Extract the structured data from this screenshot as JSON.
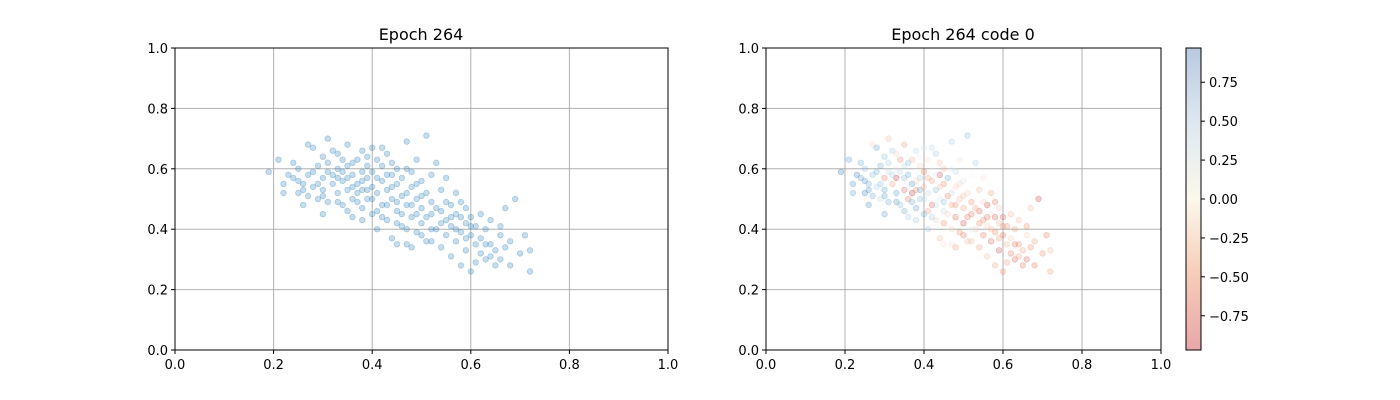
{
  "colors": {
    "scatter": "#1f77b4",
    "grid": "#b0b0b0",
    "axis": "#000000"
  },
  "colormap": "RdBu",
  "chart_data": [
    {
      "type": "scatter",
      "title": "Epoch 264",
      "xlabel": "",
      "ylabel": "",
      "xlim": [
        0,
        1
      ],
      "ylim": [
        0,
        1
      ],
      "grid": true,
      "x_ticks": [
        "0.0",
        "0.2",
        "0.4",
        "0.6",
        "0.8",
        "1.0"
      ],
      "y_ticks": [
        "0.0",
        "0.2",
        "0.4",
        "0.6",
        "0.8",
        "1.0"
      ],
      "alpha": 0.25,
      "points_from": "shared_points"
    },
    {
      "type": "scatter",
      "title": "Epoch 264 code 0",
      "xlabel": "",
      "ylabel": "",
      "xlim": [
        0,
        1
      ],
      "ylim": [
        0,
        1
      ],
      "grid": true,
      "x_ticks": [
        "0.0",
        "0.2",
        "0.4",
        "0.6",
        "0.8",
        "1.0"
      ],
      "y_ticks": [
        "0.0",
        "0.2",
        "0.4",
        "0.6",
        "0.8",
        "1.0"
      ],
      "alpha": 0.25,
      "colorbar": {
        "range": [
          -0.97,
          0.97
        ],
        "ticks": [
          0.75,
          0.5,
          0.25,
          0.0,
          -0.25,
          -0.5,
          -0.75
        ],
        "tick_labels": [
          "0.75",
          "0.50",
          "0.25",
          "0.00",
          "−0.25",
          "−0.50",
          "−0.75"
        ]
      },
      "points_from": "shared_points"
    }
  ],
  "shared_points": [
    [
      0.19,
      0.59,
      0.9
    ],
    [
      0.21,
      0.63,
      0.6
    ],
    [
      0.22,
      0.55,
      0.7
    ],
    [
      0.24,
      0.62,
      0.5
    ],
    [
      0.24,
      0.57,
      0.6
    ],
    [
      0.25,
      0.52,
      0.8
    ],
    [
      0.25,
      0.6,
      0.4
    ],
    [
      0.26,
      0.48,
      0.7
    ],
    [
      0.26,
      0.55,
      0.5
    ],
    [
      0.27,
      0.58,
      0.4
    ],
    [
      0.27,
      0.68,
      -0.2
    ],
    [
      0.28,
      0.67,
      0.6
    ],
    [
      0.28,
      0.54,
      0.3
    ],
    [
      0.29,
      0.5,
      0.2
    ],
    [
      0.29,
      0.61,
      0.5
    ],
    [
      0.3,
      0.57,
      -0.6
    ],
    [
      0.3,
      0.64,
      0.4
    ],
    [
      0.3,
      0.53,
      0.6
    ],
    [
      0.31,
      0.59,
      0.2
    ],
    [
      0.31,
      0.7,
      -0.3
    ],
    [
      0.31,
      0.49,
      0.5
    ],
    [
      0.32,
      0.66,
      0.3
    ],
    [
      0.32,
      0.55,
      -0.4
    ],
    [
      0.33,
      0.6,
      0.1
    ],
    [
      0.33,
      0.52,
      0.6
    ],
    [
      0.33,
      0.57,
      -0.9
    ],
    [
      0.34,
      0.63,
      -0.5
    ],
    [
      0.34,
      0.48,
      0.4
    ],
    [
      0.34,
      0.56,
      0.0
    ],
    [
      0.35,
      0.53,
      -0.7
    ],
    [
      0.35,
      0.61,
      0.2
    ],
    [
      0.35,
      0.68,
      -0.4
    ],
    [
      0.36,
      0.58,
      0.5
    ],
    [
      0.36,
      0.5,
      -0.6
    ],
    [
      0.36,
      0.44,
      0.3
    ],
    [
      0.37,
      0.55,
      0.7
    ],
    [
      0.37,
      0.63,
      -0.3
    ],
    [
      0.37,
      0.52,
      -0.9
    ],
    [
      0.38,
      0.59,
      0.0
    ],
    [
      0.38,
      0.66,
      0.2
    ],
    [
      0.38,
      0.47,
      0.6
    ],
    [
      0.38,
      0.53,
      -0.5
    ],
    [
      0.39,
      0.57,
      0.3
    ],
    [
      0.39,
      0.61,
      -0.2
    ],
    [
      0.39,
      0.5,
      0.4
    ],
    [
      0.4,
      0.67,
      0.1
    ],
    [
      0.4,
      0.54,
      -0.3
    ],
    [
      0.4,
      0.45,
      0.5
    ],
    [
      0.4,
      0.59,
      -0.6
    ],
    [
      0.41,
      0.52,
      0.2
    ],
    [
      0.41,
      0.63,
      -0.1
    ],
    [
      0.41,
      0.4,
      0.3
    ],
    [
      0.42,
      0.56,
      -0.4
    ],
    [
      0.42,
      0.48,
      -0.7
    ],
    [
      0.42,
      0.61,
      0.0
    ],
    [
      0.43,
      0.53,
      0.4
    ],
    [
      0.43,
      0.43,
      -0.2
    ],
    [
      0.43,
      0.65,
      0.3
    ],
    [
      0.44,
      0.58,
      -0.8
    ],
    [
      0.44,
      0.5,
      0.1
    ],
    [
      0.44,
      0.37,
      -0.3
    ],
    [
      0.45,
      0.55,
      -0.5
    ],
    [
      0.45,
      0.46,
      0.2
    ],
    [
      0.45,
      0.6,
      -0.3
    ],
    [
      0.46,
      0.51,
      -0.6
    ],
    [
      0.46,
      0.41,
      0.0
    ],
    [
      0.46,
      0.57,
      0.5
    ],
    [
      0.47,
      0.69,
      0.3
    ],
    [
      0.47,
      0.48,
      -0.4
    ],
    [
      0.47,
      0.35,
      -0.1
    ],
    [
      0.48,
      0.54,
      -0.2
    ],
    [
      0.48,
      0.44,
      -0.7
    ],
    [
      0.48,
      0.59,
      0.2
    ],
    [
      0.49,
      0.5,
      -0.3
    ],
    [
      0.49,
      0.39,
      -0.5
    ],
    [
      0.49,
      0.63,
      -0.1
    ],
    [
      0.5,
      0.47,
      -0.4
    ],
    [
      0.5,
      0.56,
      0.1
    ],
    [
      0.5,
      0.42,
      -0.8
    ],
    [
      0.51,
      0.71,
      0.4
    ],
    [
      0.51,
      0.52,
      -0.2
    ],
    [
      0.51,
      0.36,
      -0.3
    ],
    [
      0.52,
      0.45,
      -0.6
    ],
    [
      0.52,
      0.58,
      0.0
    ],
    [
      0.52,
      0.49,
      -0.5
    ],
    [
      0.53,
      0.4,
      -0.2
    ],
    [
      0.53,
      0.62,
      0.3
    ],
    [
      0.54,
      0.46,
      -0.7
    ],
    [
      0.54,
      0.34,
      -0.4
    ],
    [
      0.54,
      0.53,
      -0.3
    ],
    [
      0.55,
      0.43,
      -0.5
    ],
    [
      0.55,
      0.57,
      -0.1
    ],
    [
      0.55,
      0.38,
      -0.6
    ],
    [
      0.56,
      0.48,
      -0.8
    ],
    [
      0.56,
      0.31,
      -0.3
    ],
    [
      0.56,
      0.41,
      -0.2
    ],
    [
      0.57,
      0.52,
      -0.4
    ],
    [
      0.57,
      0.36,
      -0.7
    ],
    [
      0.57,
      0.45,
      -0.1
    ],
    [
      0.58,
      0.39,
      -0.5
    ],
    [
      0.58,
      0.28,
      -0.4
    ],
    [
      0.58,
      0.49,
      -0.6
    ],
    [
      0.59,
      0.42,
      -0.3
    ],
    [
      0.59,
      0.33,
      -0.8
    ],
    [
      0.59,
      0.47,
      -0.2
    ],
    [
      0.6,
      0.38,
      -0.6
    ],
    [
      0.6,
      0.26,
      -0.5
    ],
    [
      0.6,
      0.44,
      -0.7
    ],
    [
      0.61,
      0.35,
      -0.3
    ],
    [
      0.61,
      0.29,
      -0.4
    ],
    [
      0.61,
      0.41,
      -0.5
    ],
    [
      0.62,
      0.32,
      -0.6
    ],
    [
      0.62,
      0.37,
      -0.2
    ],
    [
      0.63,
      0.4,
      -0.4
    ],
    [
      0.63,
      0.3,
      -0.7
    ],
    [
      0.64,
      0.35,
      -0.5
    ],
    [
      0.64,
      0.43,
      -0.3
    ],
    [
      0.65,
      0.28,
      -0.6
    ],
    [
      0.65,
      0.33,
      -0.4
    ],
    [
      0.66,
      0.38,
      -0.2
    ],
    [
      0.66,
      0.3,
      -0.7
    ],
    [
      0.67,
      0.34,
      -0.5
    ],
    [
      0.67,
      0.47,
      -0.3
    ],
    [
      0.68,
      0.28,
      -0.6
    ],
    [
      0.68,
      0.36,
      -0.4
    ],
    [
      0.69,
      0.5,
      -0.8
    ],
    [
      0.7,
      0.32,
      -0.5
    ],
    [
      0.71,
      0.38,
      -0.6
    ],
    [
      0.72,
      0.26,
      -0.4
    ],
    [
      0.72,
      0.33,
      -0.3
    ],
    [
      0.23,
      0.58,
      0.8
    ],
    [
      0.26,
      0.53,
      0.7
    ],
    [
      0.28,
      0.59,
      0.5
    ],
    [
      0.29,
      0.55,
      0.4
    ],
    [
      0.3,
      0.51,
      0.6
    ],
    [
      0.32,
      0.58,
      0.3
    ],
    [
      0.33,
      0.49,
      0.7
    ],
    [
      0.34,
      0.59,
      0.2
    ],
    [
      0.35,
      0.57,
      0.4
    ],
    [
      0.36,
      0.54,
      0.1
    ],
    [
      0.37,
      0.49,
      0.5
    ],
    [
      0.38,
      0.56,
      -0.2
    ],
    [
      0.39,
      0.53,
      0.6
    ],
    [
      0.4,
      0.5,
      0.2
    ],
    [
      0.41,
      0.57,
      -0.4
    ],
    [
      0.42,
      0.44,
      0.3
    ],
    [
      0.43,
      0.58,
      0.1
    ],
    [
      0.44,
      0.54,
      -0.3
    ],
    [
      0.45,
      0.49,
      0.4
    ],
    [
      0.46,
      0.45,
      -0.2
    ],
    [
      0.47,
      0.52,
      0.2
    ],
    [
      0.48,
      0.48,
      -0.5
    ],
    [
      0.49,
      0.45,
      0.0
    ],
    [
      0.5,
      0.51,
      -0.3
    ],
    [
      0.51,
      0.44,
      -0.6
    ],
    [
      0.52,
      0.4,
      0.1
    ],
    [
      0.53,
      0.47,
      -0.4
    ],
    [
      0.54,
      0.42,
      -0.5
    ],
    [
      0.55,
      0.49,
      -0.2
    ],
    [
      0.56,
      0.44,
      -0.6
    ],
    [
      0.57,
      0.4,
      -0.3
    ],
    [
      0.58,
      0.44,
      -0.7
    ],
    [
      0.59,
      0.37,
      -0.4
    ],
    [
      0.6,
      0.41,
      -0.5
    ],
    [
      0.62,
      0.45,
      -0.3
    ],
    [
      0.63,
      0.35,
      -0.6
    ],
    [
      0.64,
      0.31,
      -0.4
    ],
    [
      0.66,
      0.41,
      -0.5
    ],
    [
      0.31,
      0.62,
      0.3
    ],
    [
      0.33,
      0.65,
      -0.2
    ],
    [
      0.36,
      0.62,
      0.4
    ],
    [
      0.39,
      0.64,
      0.0
    ],
    [
      0.42,
      0.67,
      0.2
    ],
    [
      0.44,
      0.62,
      -0.3
    ],
    [
      0.47,
      0.6,
      0.1
    ],
    [
      0.49,
      0.55,
      -0.2
    ],
    [
      0.35,
      0.46,
      0.5
    ],
    [
      0.38,
      0.43,
      0.3
    ],
    [
      0.41,
      0.46,
      -0.4
    ],
    [
      0.43,
      0.48,
      0.2
    ],
    [
      0.45,
      0.42,
      -0.5
    ],
    [
      0.47,
      0.4,
      -0.2
    ],
    [
      0.5,
      0.38,
      -0.6
    ],
    [
      0.52,
      0.36,
      -0.3
    ],
    [
      0.45,
      0.35,
      -0.1
    ],
    [
      0.48,
      0.34,
      -0.4
    ],
    [
      0.3,
      0.45,
      0.6
    ],
    [
      0.27,
      0.51,
      0.5
    ],
    [
      0.25,
      0.56,
      0.7
    ],
    [
      0.22,
      0.52,
      0.6
    ]
  ]
}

☆ ☆ ☆

→ **What is being asked**: Among the lines of the records above, count those holding the string "title", and report only the number.

→ **Task output**: 2